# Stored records
-- BEGIN --

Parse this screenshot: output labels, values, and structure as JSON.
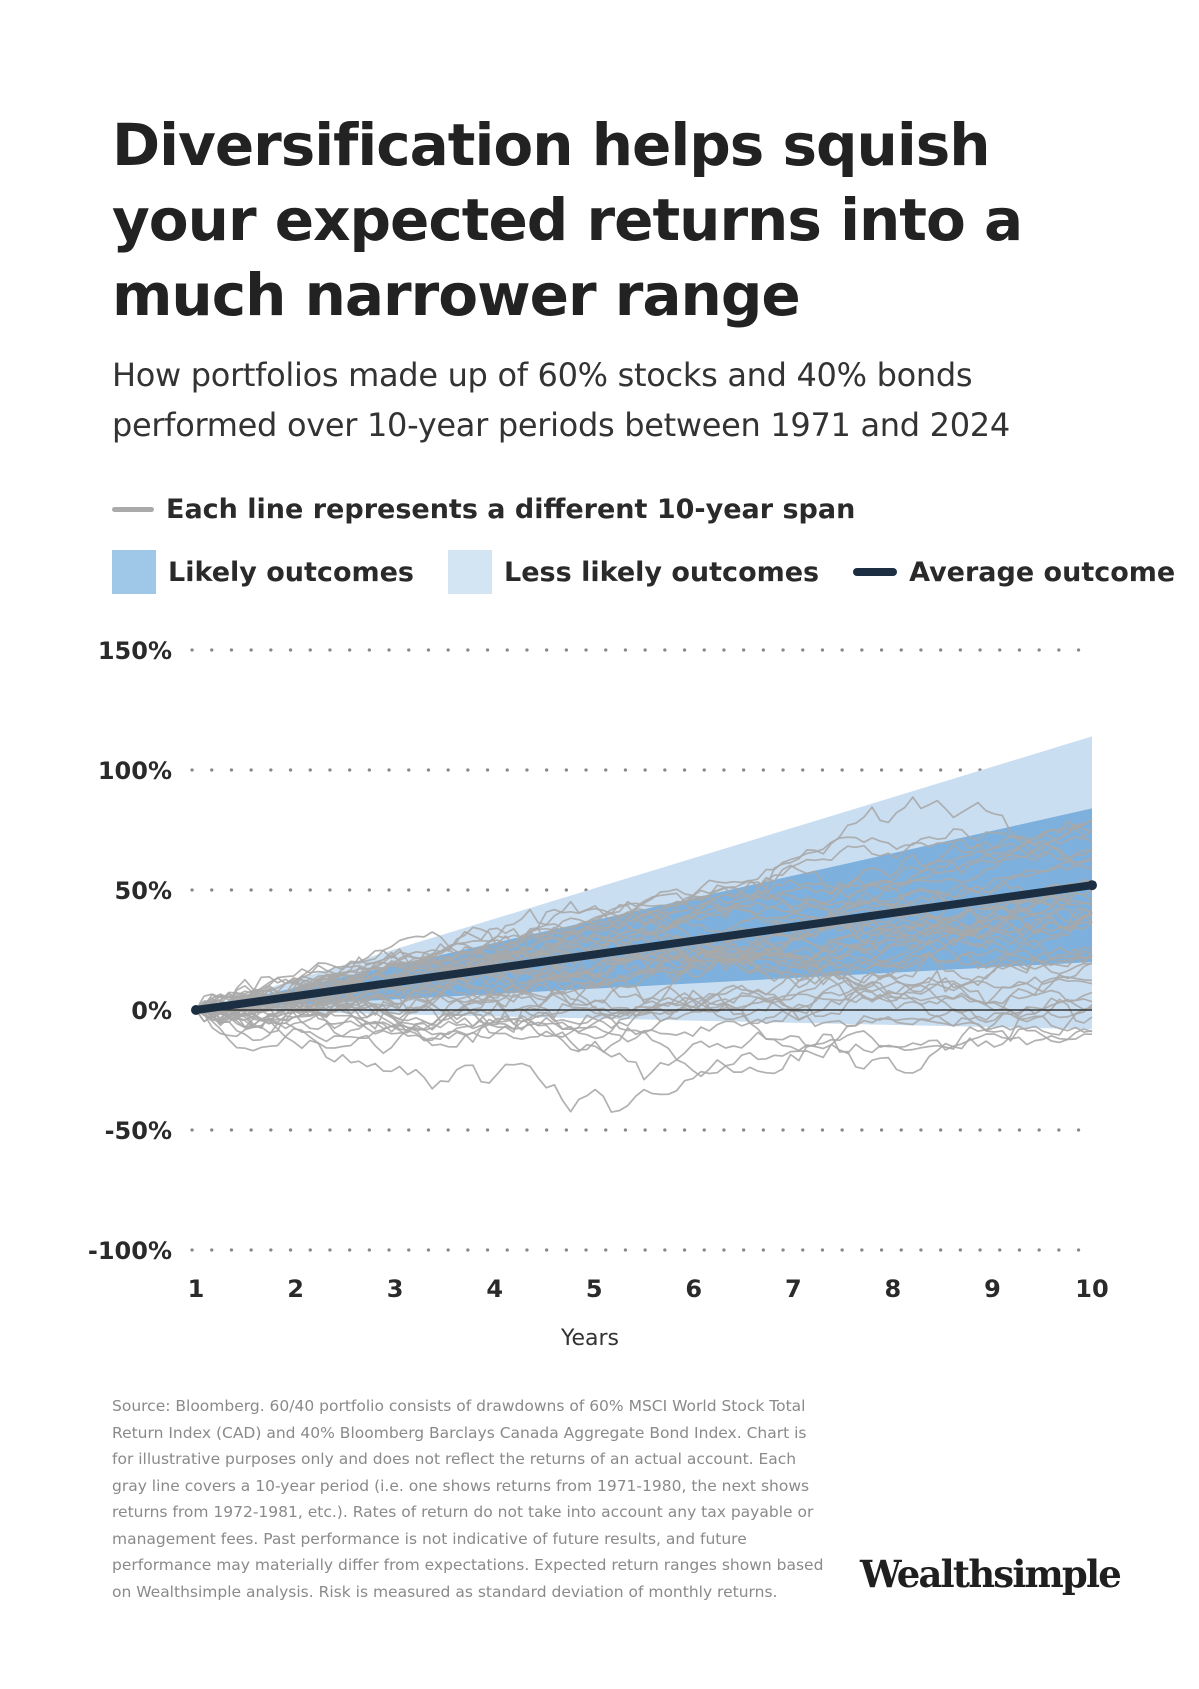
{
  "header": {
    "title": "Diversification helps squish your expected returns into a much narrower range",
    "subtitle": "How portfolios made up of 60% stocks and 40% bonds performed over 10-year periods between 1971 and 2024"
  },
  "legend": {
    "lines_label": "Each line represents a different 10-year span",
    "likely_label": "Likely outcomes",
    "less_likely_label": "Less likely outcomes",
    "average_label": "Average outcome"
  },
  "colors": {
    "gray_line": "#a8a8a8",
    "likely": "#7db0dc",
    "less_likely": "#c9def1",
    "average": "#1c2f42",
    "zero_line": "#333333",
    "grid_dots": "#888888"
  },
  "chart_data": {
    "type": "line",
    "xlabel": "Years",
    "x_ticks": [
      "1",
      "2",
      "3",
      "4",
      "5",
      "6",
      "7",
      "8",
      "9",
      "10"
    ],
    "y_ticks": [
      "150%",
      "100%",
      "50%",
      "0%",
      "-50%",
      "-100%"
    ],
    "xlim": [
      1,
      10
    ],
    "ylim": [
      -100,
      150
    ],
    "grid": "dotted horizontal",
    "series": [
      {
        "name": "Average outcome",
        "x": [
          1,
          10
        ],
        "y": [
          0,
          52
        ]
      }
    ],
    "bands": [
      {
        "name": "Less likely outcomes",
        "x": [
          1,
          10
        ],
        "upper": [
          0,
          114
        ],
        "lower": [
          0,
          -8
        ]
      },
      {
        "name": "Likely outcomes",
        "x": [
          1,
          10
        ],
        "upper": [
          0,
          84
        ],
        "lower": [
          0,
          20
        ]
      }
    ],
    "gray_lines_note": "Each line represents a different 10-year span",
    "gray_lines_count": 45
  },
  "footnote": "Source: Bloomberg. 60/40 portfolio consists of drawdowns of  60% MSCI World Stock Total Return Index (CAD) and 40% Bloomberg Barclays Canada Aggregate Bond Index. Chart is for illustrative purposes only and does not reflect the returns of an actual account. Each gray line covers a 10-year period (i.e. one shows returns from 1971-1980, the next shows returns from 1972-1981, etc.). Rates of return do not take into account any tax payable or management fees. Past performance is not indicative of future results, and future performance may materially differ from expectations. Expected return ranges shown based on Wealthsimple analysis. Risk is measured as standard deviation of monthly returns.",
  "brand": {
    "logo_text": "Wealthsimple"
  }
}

-- END --
-- BEGIN --

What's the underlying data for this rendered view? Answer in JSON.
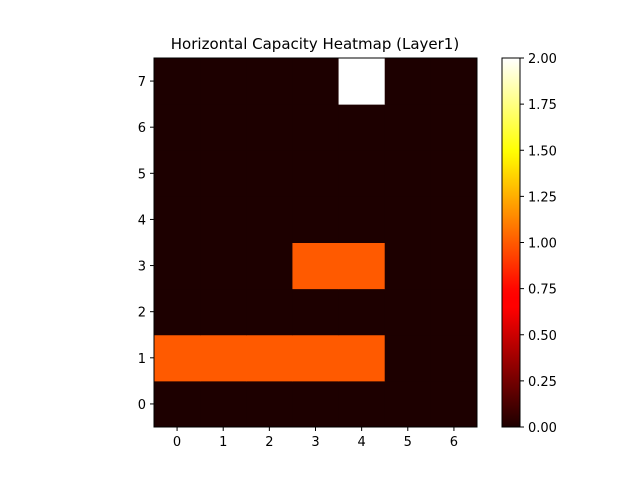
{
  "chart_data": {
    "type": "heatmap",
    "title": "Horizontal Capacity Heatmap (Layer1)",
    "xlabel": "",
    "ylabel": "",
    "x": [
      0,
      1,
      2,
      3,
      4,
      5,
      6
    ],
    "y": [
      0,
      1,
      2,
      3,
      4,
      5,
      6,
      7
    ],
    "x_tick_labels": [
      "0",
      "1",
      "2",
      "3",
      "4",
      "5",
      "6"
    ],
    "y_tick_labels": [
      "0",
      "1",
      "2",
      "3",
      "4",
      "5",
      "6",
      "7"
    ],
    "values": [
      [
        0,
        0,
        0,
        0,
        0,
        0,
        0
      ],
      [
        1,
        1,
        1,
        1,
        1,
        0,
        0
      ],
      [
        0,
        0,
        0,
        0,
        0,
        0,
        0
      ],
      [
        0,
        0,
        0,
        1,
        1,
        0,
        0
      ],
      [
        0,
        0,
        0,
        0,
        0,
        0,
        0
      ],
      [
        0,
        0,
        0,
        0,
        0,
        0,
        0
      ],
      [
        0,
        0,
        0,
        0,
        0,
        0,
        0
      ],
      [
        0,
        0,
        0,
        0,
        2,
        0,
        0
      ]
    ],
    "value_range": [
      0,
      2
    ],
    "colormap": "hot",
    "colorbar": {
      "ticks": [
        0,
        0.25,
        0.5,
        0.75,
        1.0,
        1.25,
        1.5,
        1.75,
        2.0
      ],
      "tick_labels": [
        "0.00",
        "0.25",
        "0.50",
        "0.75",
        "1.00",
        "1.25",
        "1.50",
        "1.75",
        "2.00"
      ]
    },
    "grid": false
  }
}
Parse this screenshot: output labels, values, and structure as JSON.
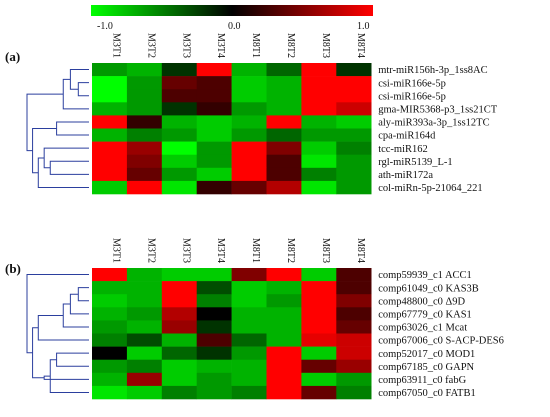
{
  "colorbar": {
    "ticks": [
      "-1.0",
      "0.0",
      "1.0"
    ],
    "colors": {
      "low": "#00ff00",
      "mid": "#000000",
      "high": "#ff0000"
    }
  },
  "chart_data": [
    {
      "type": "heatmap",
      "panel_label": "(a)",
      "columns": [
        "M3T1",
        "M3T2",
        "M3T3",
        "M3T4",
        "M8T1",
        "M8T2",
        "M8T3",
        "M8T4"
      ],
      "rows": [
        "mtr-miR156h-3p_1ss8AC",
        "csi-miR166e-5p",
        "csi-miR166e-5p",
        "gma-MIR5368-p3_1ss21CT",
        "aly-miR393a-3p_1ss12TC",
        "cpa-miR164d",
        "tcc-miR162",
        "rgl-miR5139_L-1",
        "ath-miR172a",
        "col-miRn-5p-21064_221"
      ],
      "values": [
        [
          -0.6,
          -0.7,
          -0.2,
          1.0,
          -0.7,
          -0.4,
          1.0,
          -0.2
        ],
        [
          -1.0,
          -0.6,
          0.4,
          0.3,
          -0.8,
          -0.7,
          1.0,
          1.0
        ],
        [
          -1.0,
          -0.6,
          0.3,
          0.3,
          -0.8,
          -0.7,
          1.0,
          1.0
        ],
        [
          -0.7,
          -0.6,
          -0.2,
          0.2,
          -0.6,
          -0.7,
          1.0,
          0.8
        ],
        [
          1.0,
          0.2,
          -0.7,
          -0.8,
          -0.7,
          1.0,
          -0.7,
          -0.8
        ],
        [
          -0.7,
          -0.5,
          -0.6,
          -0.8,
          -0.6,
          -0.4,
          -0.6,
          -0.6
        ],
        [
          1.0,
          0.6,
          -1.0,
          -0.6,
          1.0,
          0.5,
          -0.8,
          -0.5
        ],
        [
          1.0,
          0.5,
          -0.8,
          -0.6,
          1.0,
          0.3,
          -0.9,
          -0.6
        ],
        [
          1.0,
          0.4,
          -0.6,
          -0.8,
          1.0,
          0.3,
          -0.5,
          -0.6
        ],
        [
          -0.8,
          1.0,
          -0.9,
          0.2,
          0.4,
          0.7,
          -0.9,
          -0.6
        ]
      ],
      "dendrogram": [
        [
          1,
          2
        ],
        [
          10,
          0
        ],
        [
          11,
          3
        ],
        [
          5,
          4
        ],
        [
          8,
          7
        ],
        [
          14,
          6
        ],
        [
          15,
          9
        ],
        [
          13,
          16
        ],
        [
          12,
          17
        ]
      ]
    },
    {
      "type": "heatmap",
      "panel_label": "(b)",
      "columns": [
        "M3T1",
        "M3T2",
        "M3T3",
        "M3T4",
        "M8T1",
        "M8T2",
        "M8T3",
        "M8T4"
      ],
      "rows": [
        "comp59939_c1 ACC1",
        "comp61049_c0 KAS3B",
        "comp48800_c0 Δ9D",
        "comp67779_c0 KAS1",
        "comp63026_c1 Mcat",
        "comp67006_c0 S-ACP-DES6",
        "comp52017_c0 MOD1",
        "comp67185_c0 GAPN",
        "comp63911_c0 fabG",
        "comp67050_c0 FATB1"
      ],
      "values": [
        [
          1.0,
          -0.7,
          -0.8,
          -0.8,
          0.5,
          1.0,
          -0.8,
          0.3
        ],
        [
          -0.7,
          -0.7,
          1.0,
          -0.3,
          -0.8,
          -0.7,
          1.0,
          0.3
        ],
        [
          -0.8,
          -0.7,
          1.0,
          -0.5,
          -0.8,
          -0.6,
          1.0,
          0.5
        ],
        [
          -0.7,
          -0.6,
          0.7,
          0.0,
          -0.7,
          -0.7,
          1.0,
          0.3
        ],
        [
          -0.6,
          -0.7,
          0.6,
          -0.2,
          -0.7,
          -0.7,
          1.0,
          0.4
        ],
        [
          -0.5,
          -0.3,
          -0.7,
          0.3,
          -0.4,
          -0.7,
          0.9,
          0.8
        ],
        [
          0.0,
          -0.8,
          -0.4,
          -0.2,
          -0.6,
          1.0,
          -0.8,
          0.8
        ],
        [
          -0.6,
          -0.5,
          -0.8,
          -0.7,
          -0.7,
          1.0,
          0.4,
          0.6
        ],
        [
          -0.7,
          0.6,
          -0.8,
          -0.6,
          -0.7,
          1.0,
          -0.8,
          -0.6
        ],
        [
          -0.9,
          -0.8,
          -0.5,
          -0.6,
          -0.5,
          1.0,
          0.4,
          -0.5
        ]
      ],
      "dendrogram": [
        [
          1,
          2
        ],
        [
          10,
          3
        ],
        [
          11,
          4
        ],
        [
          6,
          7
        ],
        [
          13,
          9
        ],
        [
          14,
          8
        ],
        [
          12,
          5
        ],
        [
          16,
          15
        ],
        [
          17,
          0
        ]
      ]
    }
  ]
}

-- END --
-- BEGIN --

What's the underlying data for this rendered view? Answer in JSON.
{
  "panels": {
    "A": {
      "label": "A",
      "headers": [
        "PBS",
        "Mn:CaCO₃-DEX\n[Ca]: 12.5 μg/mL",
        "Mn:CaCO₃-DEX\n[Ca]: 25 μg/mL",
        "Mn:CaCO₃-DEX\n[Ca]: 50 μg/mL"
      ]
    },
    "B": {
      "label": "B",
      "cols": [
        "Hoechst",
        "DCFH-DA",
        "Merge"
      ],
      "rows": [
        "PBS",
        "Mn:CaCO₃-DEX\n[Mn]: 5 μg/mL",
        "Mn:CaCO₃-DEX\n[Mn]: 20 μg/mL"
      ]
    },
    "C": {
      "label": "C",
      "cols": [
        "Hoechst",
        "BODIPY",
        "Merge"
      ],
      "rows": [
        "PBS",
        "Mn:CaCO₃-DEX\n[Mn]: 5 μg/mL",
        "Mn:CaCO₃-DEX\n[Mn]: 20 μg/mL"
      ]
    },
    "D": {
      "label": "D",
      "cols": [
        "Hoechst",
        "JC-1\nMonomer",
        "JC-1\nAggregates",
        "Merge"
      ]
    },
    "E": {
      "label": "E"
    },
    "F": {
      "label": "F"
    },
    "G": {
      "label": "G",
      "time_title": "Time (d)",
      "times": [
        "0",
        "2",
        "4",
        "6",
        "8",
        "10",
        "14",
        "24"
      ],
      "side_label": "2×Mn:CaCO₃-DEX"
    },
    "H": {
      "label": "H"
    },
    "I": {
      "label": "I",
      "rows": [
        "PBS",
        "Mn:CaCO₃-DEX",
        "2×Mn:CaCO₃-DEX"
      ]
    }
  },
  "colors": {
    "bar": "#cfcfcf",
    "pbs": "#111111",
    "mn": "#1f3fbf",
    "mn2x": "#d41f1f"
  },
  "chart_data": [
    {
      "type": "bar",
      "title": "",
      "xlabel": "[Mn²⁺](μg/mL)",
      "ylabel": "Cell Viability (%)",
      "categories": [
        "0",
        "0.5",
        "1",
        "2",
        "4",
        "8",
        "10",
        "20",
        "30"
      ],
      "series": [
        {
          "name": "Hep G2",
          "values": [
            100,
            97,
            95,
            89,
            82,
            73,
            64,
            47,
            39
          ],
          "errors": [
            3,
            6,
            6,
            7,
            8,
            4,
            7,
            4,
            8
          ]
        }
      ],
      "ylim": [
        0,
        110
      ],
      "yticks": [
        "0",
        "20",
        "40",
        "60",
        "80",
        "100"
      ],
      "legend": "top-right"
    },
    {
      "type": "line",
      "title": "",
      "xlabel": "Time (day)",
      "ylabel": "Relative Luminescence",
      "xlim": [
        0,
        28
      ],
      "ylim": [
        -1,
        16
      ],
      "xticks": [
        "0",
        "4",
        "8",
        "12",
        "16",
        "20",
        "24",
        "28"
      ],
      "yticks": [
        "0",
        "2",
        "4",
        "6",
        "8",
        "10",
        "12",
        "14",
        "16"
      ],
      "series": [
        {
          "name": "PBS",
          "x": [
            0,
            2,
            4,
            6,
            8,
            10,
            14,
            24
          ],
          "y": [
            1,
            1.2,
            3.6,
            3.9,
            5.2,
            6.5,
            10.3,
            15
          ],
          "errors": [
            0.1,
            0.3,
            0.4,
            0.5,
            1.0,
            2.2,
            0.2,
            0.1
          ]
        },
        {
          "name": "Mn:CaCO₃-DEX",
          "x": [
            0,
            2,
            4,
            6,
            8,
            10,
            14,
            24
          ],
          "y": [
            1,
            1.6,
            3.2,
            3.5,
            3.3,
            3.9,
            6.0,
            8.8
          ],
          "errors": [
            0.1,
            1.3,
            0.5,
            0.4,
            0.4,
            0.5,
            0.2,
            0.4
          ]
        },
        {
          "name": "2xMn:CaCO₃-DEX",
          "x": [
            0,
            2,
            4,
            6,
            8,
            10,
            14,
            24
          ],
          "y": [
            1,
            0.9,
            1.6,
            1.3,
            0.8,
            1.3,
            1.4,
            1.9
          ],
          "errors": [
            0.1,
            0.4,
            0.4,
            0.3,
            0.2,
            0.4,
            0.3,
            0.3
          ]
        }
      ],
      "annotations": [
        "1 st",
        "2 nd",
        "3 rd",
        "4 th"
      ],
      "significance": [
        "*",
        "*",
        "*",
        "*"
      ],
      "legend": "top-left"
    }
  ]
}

-- END --

# WRITTEN INSTRUCTION
Search the data for "span" and list every line in which it occurs.

# WORKED ANSWER
    "lines_label": "Each line represents a different 10-year span",
    "gray_lines_note": "Each line represents a different 10-year span",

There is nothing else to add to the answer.